Write the entries below out again exactly; any picture in them stays out.

◆ **Figure dataset records**
----------

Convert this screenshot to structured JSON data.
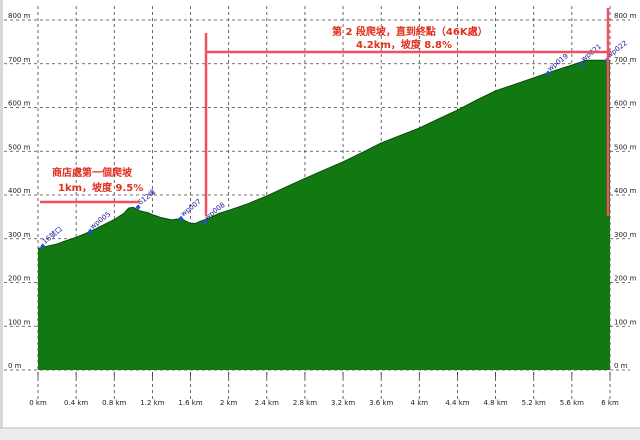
{
  "chart_data": {
    "type": "area",
    "title": "",
    "xlabel": "",
    "ylabel": "",
    "xlim": [
      0,
      6
    ],
    "ylim": [
      0,
      800
    ],
    "x_ticks": [
      0,
      0.4,
      0.8,
      1.2,
      1.6,
      2,
      2.4,
      2.8,
      3.2,
      3.6,
      4,
      4.4,
      4.8,
      5.2,
      5.6,
      6
    ],
    "x_tick_labels": [
      "0 km",
      "0.4 km",
      "0.8 km",
      "1.2 km",
      "1.6 km",
      "2 km",
      "2.4 km",
      "2.8 km",
      "3.2 km",
      "3.6 km",
      "4 km",
      "4.4 km",
      "4.8 km",
      "5.2 km",
      "5.6 km",
      "6 km"
    ],
    "y_ticks": [
      0,
      100,
      200,
      300,
      400,
      500,
      600,
      700,
      800
    ],
    "y_tick_labels": [
      "0 m",
      "100 m",
      "200 m",
      "300 m",
      "400 m",
      "500 m",
      "600 m",
      "700 m",
      "800 m"
    ],
    "grid": true,
    "fill_color": "#127812",
    "series": [
      {
        "x": [
          0,
          0.1,
          0.2,
          0.3,
          0.4,
          0.5,
          0.6,
          0.7,
          0.8,
          0.9,
          0.95,
          1.0,
          1.05,
          1.1,
          1.15,
          1.2,
          1.3,
          1.4,
          1.5,
          1.6,
          1.65,
          1.7,
          1.8,
          1.9,
          2.0,
          2.2,
          2.4,
          2.6,
          2.8,
          3.0,
          3.2,
          3.4,
          3.6,
          3.8,
          4.0,
          4.2,
          4.4,
          4.6,
          4.8,
          5.0,
          5.2,
          5.4,
          5.6,
          5.75,
          6.0
        ],
        "y": [
          278,
          283,
          288,
          296,
          303,
          312,
          322,
          333,
          344,
          358,
          370,
          372,
          365,
          362,
          360,
          355,
          348,
          343,
          346,
          335,
          335,
          340,
          348,
          358,
          365,
          380,
          398,
          418,
          438,
          457,
          476,
          497,
          519,
          536,
          553,
          574,
          594,
          617,
          638,
          653,
          668,
          683,
          697,
          708,
          708
        ]
      }
    ],
    "waypoints": [
      {
        "label": "16號口",
        "x": 0.05,
        "y": 283
      },
      {
        "label": "wp005",
        "x": 0.55,
        "y": 317
      },
      {
        "label": "612峰",
        "x": 1.05,
        "y": 372
      },
      {
        "label": "wp007",
        "x": 1.5,
        "y": 346
      },
      {
        "label": "wp008",
        "x": 1.75,
        "y": 338
      },
      {
        "label": "wp019",
        "x": 5.35,
        "y": 678
      },
      {
        "label": "wp021",
        "x": 5.7,
        "y": 700
      },
      {
        "label": "wp022",
        "x": 5.97,
        "y": 708
      }
    ]
  },
  "annotations": {
    "note1_line1": "商店處第一個爬坡",
    "note1_line2": "1km，坡度 9.5%",
    "note2_line1": "第 2 段爬坡，直到終點（46K處）",
    "note2_line2": "4.2km，坡度 8.8%"
  },
  "colors": {
    "annotation": "#e0301e",
    "marker_line": "#f05060",
    "terrain": "#127812",
    "waypoint": "#2a4fd6"
  }
}
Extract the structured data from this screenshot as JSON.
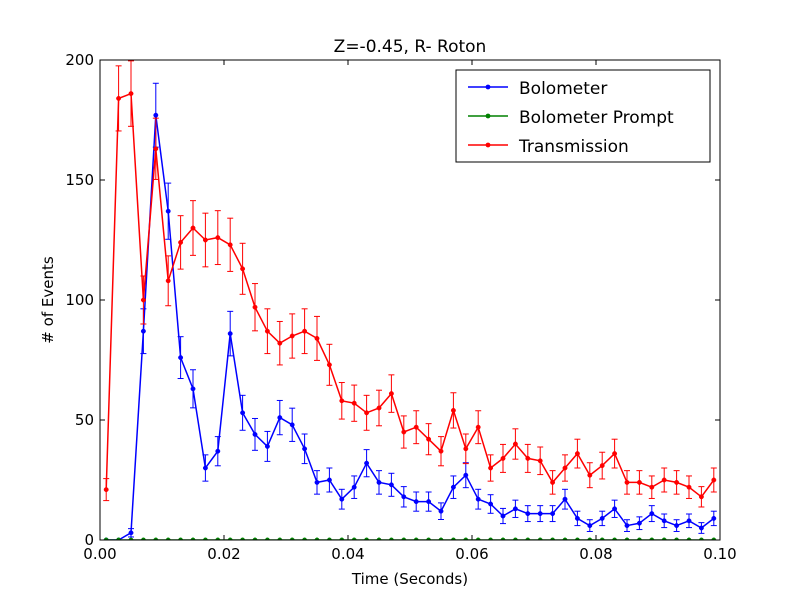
{
  "chart_data": {
    "type": "line",
    "title": "Z=-0.45, R- Roton",
    "xlabel": "Time (Seconds)",
    "ylabel": "# of Events",
    "xlim": [
      0.0,
      0.1
    ],
    "ylim": [
      0,
      200
    ],
    "xticks": [
      "0.00",
      "0.02",
      "0.04",
      "0.06",
      "0.08",
      "0.10"
    ],
    "yticks": [
      "0",
      "50",
      "100",
      "150",
      "200"
    ],
    "grid": false,
    "legend_position": "top-right",
    "x": [
      0.001,
      0.003,
      0.005,
      0.007,
      0.009,
      0.011,
      0.013,
      0.015,
      0.017,
      0.019,
      0.021,
      0.023,
      0.025,
      0.027,
      0.029,
      0.031,
      0.033,
      0.035,
      0.037,
      0.039,
      0.041,
      0.043,
      0.045,
      0.047,
      0.049,
      0.051,
      0.053,
      0.055,
      0.057,
      0.059,
      0.061,
      0.063,
      0.065,
      0.067,
      0.069,
      0.071,
      0.073,
      0.075,
      0.077,
      0.079,
      0.081,
      0.083,
      0.085,
      0.087,
      0.089,
      0.091,
      0.093,
      0.095,
      0.097,
      0.099
    ],
    "series": [
      {
        "name": "Bolometer",
        "color": "#0000ff",
        "values": [
          0,
          0,
          3,
          87,
          177,
          137,
          76,
          63,
          30,
          37,
          86,
          53,
          44,
          39,
          51,
          48,
          38,
          24,
          25,
          17,
          22,
          32,
          24,
          23,
          18,
          16,
          16,
          12,
          22,
          27,
          17,
          15,
          10,
          13,
          11,
          11,
          11,
          17,
          9,
          6,
          9,
          13,
          6,
          7,
          11,
          8,
          6,
          8,
          5,
          9
        ]
      },
      {
        "name": "Bolometer Prompt",
        "color": "#008000",
        "values": [
          0,
          0,
          0,
          0,
          0,
          0,
          0,
          0,
          0,
          0,
          0,
          0,
          0,
          0,
          0,
          0,
          0,
          0,
          0,
          0,
          0,
          0,
          0,
          0,
          0,
          0,
          0,
          0,
          0,
          0,
          0,
          0,
          0,
          0,
          0,
          0,
          0,
          0,
          0,
          0,
          0,
          0,
          0,
          0,
          0,
          0,
          0,
          0,
          0,
          0
        ]
      },
      {
        "name": "Transmission",
        "color": "#ff0000",
        "values": [
          21,
          184,
          186,
          100,
          163,
          108,
          124,
          130,
          125,
          126,
          123,
          113,
          97,
          87,
          82,
          85,
          87,
          84,
          73,
          58,
          57,
          53,
          55,
          61,
          45,
          47,
          42,
          37,
          54,
          38,
          47,
          30,
          34,
          40,
          34,
          33,
          24,
          30,
          36,
          27,
          31,
          36,
          24,
          24,
          22,
          25,
          24,
          22,
          18,
          25
        ]
      }
    ]
  }
}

----------

◆ **Expected answer**
Convert this screenshot to structured JSON data.
{
  "chart_data": {
    "type": "area",
    "title": "",
    "xlabel": "",
    "ylabel": "",
    "xlim": [
      0,
      6
    ],
    "ylim": [
      0,
      800
    ],
    "x_ticks": [
      0,
      0.4,
      0.8,
      1.2,
      1.6,
      2,
      2.4,
      2.8,
      3.2,
      3.6,
      4,
      4.4,
      4.8,
      5.2,
      5.6,
      6
    ],
    "x_tick_labels": [
      "0 km",
      "0.4 km",
      "0.8 km",
      "1.2 km",
      "1.6 km",
      "2 km",
      "2.4 km",
      "2.8 km",
      "3.2 km",
      "3.6 km",
      "4 km",
      "4.4 km",
      "4.8 km",
      "5.2 km",
      "5.6 km",
      "6 km"
    ],
    "y_ticks": [
      0,
      100,
      200,
      300,
      400,
      500,
      600,
      700,
      800
    ],
    "y_tick_labels": [
      "0 m",
      "100 m",
      "200 m",
      "300 m",
      "400 m",
      "500 m",
      "600 m",
      "700 m",
      "800 m"
    ],
    "grid": true,
    "fill_color": "#127812",
    "series": [
      {
        "x": [
          0,
          0.1,
          0.2,
          0.3,
          0.4,
          0.5,
          0.6,
          0.7,
          0.8,
          0.9,
          0.95,
          1.0,
          1.05,
          1.1,
          1.15,
          1.2,
          1.3,
          1.4,
          1.5,
          1.6,
          1.65,
          1.7,
          1.8,
          1.9,
          2.0,
          2.2,
          2.4,
          2.6,
          2.8,
          3.0,
          3.2,
          3.4,
          3.6,
          3.8,
          4.0,
          4.2,
          4.4,
          4.6,
          4.8,
          5.0,
          5.2,
          5.4,
          5.6,
          5.75,
          6.0
        ],
        "y": [
          278,
          283,
          288,
          296,
          303,
          312,
          322,
          333,
          344,
          358,
          370,
          372,
          365,
          362,
          360,
          355,
          348,
          343,
          346,
          335,
          335,
          340,
          348,
          358,
          365,
          380,
          398,
          418,
          438,
          457,
          476,
          497,
          519,
          536,
          553,
          574,
          594,
          617,
          638,
          653,
          668,
          683,
          697,
          708,
          708
        ]
      }
    ],
    "waypoints": [
      {
        "label": "16號口",
        "x": 0.05,
        "y": 283
      },
      {
        "label": "wp005",
        "x": 0.55,
        "y": 317
      },
      {
        "label": "612峰",
        "x": 1.05,
        "y": 372
      },
      {
        "label": "wp007",
        "x": 1.5,
        "y": 346
      },
      {
        "label": "wp008",
        "x": 1.75,
        "y": 338
      },
      {
        "label": "wp019",
        "x": 5.35,
        "y": 678
      },
      {
        "label": "wp021",
        "x": 5.7,
        "y": 700
      },
      {
        "label": "wp022",
        "x": 5.97,
        "y": 708
      }
    ]
  },
  "annotations": {
    "note1_line1": "商店處第一個爬坡",
    "note1_line2": "1km，坡度 9.5%",
    "note2_line1": "第 2 段爬坡，直到終點（46K處）",
    "note2_line2": "4.2km，坡度 8.8%"
  },
  "colors": {
    "annotation": "#e0301e",
    "marker_line": "#f05060",
    "terrain": "#127812",
    "waypoint": "#2a4fd6"
  }
}
Extract the structured data from this screenshot as JSON.
{
  "chart_data": {
    "type": "line",
    "title": "Z=-0.45, R- Roton",
    "xlabel": "Time (Seconds)",
    "ylabel": "# of Events",
    "xlim": [
      0.0,
      0.1
    ],
    "ylim": [
      0,
      200
    ],
    "xticks": [
      "0.00",
      "0.02",
      "0.04",
      "0.06",
      "0.08",
      "0.10"
    ],
    "yticks": [
      "0",
      "50",
      "100",
      "150",
      "200"
    ],
    "grid": false,
    "legend_position": "top-right",
    "x": [
      0.001,
      0.003,
      0.005,
      0.007,
      0.009,
      0.011,
      0.013,
      0.015,
      0.017,
      0.019,
      0.021,
      0.023,
      0.025,
      0.027,
      0.029,
      0.031,
      0.033,
      0.035,
      0.037,
      0.039,
      0.041,
      0.043,
      0.045,
      0.047,
      0.049,
      0.051,
      0.053,
      0.055,
      0.057,
      0.059,
      0.061,
      0.063,
      0.065,
      0.067,
      0.069,
      0.071,
      0.073,
      0.075,
      0.077,
      0.079,
      0.081,
      0.083,
      0.085,
      0.087,
      0.089,
      0.091,
      0.093,
      0.095,
      0.097,
      0.099
    ],
    "series": [
      {
        "name": "Bolometer",
        "color": "#0000ff",
        "values": [
          0,
          0,
          3,
          87,
          177,
          137,
          76,
          63,
          30,
          37,
          86,
          53,
          44,
          39,
          51,
          48,
          38,
          24,
          25,
          17,
          22,
          32,
          24,
          23,
          18,
          16,
          16,
          12,
          22,
          27,
          17,
          15,
          10,
          13,
          11,
          11,
          11,
          17,
          9,
          6,
          9,
          13,
          6,
          7,
          11,
          8,
          6,
          8,
          5,
          9
        ]
      },
      {
        "name": "Bolometer Prompt",
        "color": "#008000",
        "values": [
          0,
          0,
          0,
          0,
          0,
          0,
          0,
          0,
          0,
          0,
          0,
          0,
          0,
          0,
          0,
          0,
          0,
          0,
          0,
          0,
          0,
          0,
          0,
          0,
          0,
          0,
          0,
          0,
          0,
          0,
          0,
          0,
          0,
          0,
          0,
          0,
          0,
          0,
          0,
          0,
          0,
          0,
          0,
          0,
          0,
          0,
          0,
          0,
          0,
          0
        ]
      },
      {
        "name": "Transmission",
        "color": "#ff0000",
        "values": [
          21,
          184,
          186,
          100,
          163,
          108,
          124,
          130,
          125,
          126,
          123,
          113,
          97,
          87,
          82,
          85,
          87,
          84,
          73,
          58,
          57,
          53,
          55,
          61,
          45,
          47,
          42,
          37,
          54,
          38,
          47,
          30,
          34,
          40,
          34,
          33,
          24,
          30,
          36,
          27,
          31,
          36,
          24,
          24,
          22,
          25,
          24,
          22,
          18,
          25
        ]
      }
    ]
  }
}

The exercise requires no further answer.